◆ **Data listing**

§

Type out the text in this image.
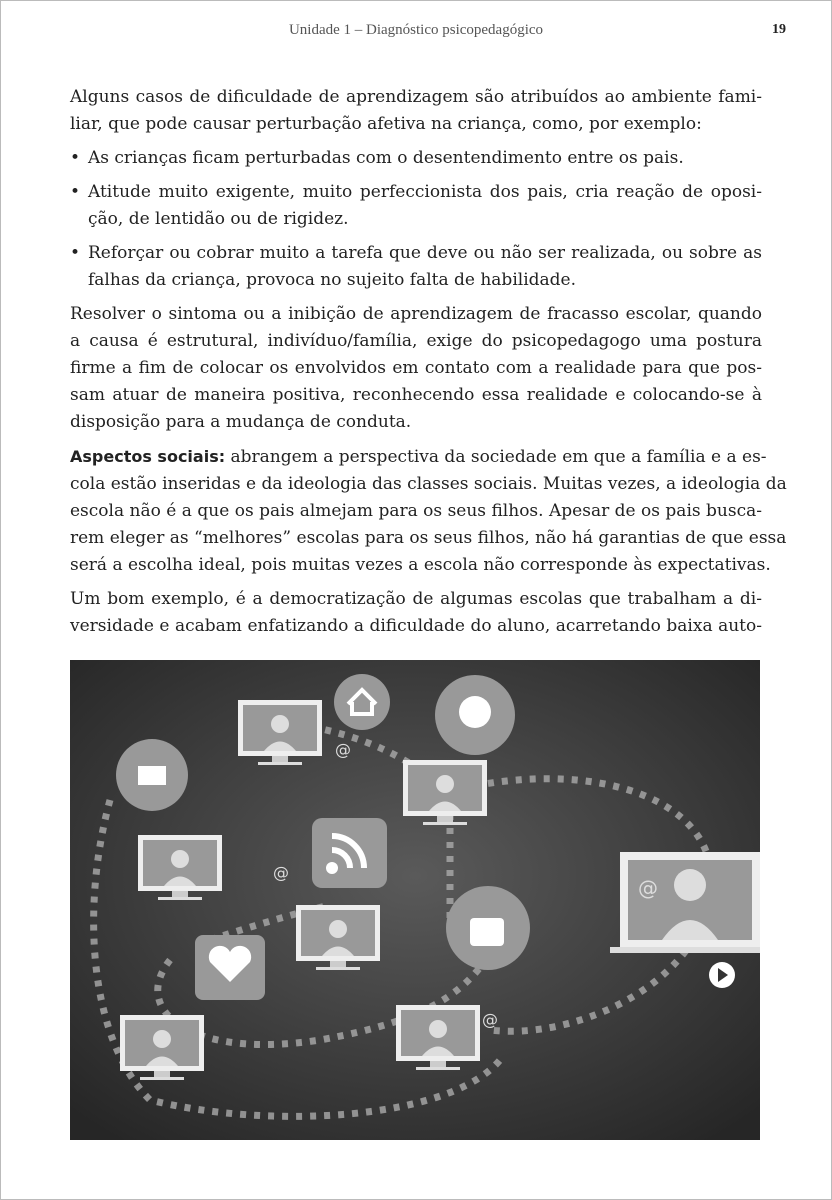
Unidade 1 – Diagnóstico psicopedagógico	19
Alguns casos de dificuldade de aprendizagem são atribuídos ao ambiente fami-
liar, que pode causar perturbação afetiva na criança, como, por exemplo:
• As crianças ficam perturbadas com o desentendimento entre os pais.
• Atitude muito exigente, muito perfeccionista dos pais, cria reação de oposi-
ção, de lentidão ou de rigidez.
• Reforçar ou cobrar muito a tarefa que deve ou não ser realizada, ou sobre as
falhas da criança, provoca no sujeito falta de habilidade.
Resolver o sintoma ou a inibição de aprendizagem de fracasso escolar, quando
a causa é estrutural, indivíduo/família, exige do psicopedagogo uma postura
firme a fim de colocar os envolvidos em contato com a realidade para que pos-
sam atuar de maneira positiva, reconhecendo essa realidade e colocando-se à
disposição para a mudança de conduta.
Aspectos sociais: abrangem a perspectiva da sociedade em que a família e a es-
cola estão inseridas e da ideologia das classes sociais. Muitas vezes, a ideologia da
escola não é a que os pais almejam para os seus filhos. Apesar de os pais busca-
rem eleger as “melhores” escolas para os seus filhos, não há garantias de que essa
será a escolha ideal, pois muitas vezes a escola não corresponde às expectativas.
Um bom exemplo, é a democratização de algumas escolas que trabalham a di-
versidade e acabam enfatizando a dificuldade do aluno, acarretando baixa auto-
@
@
@
@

§

◆ **EXERCISE DIRECTIONS**
Check each line of the data above for the string "pais" and report only how many lines have it.

◆ **TASK RESULT**
3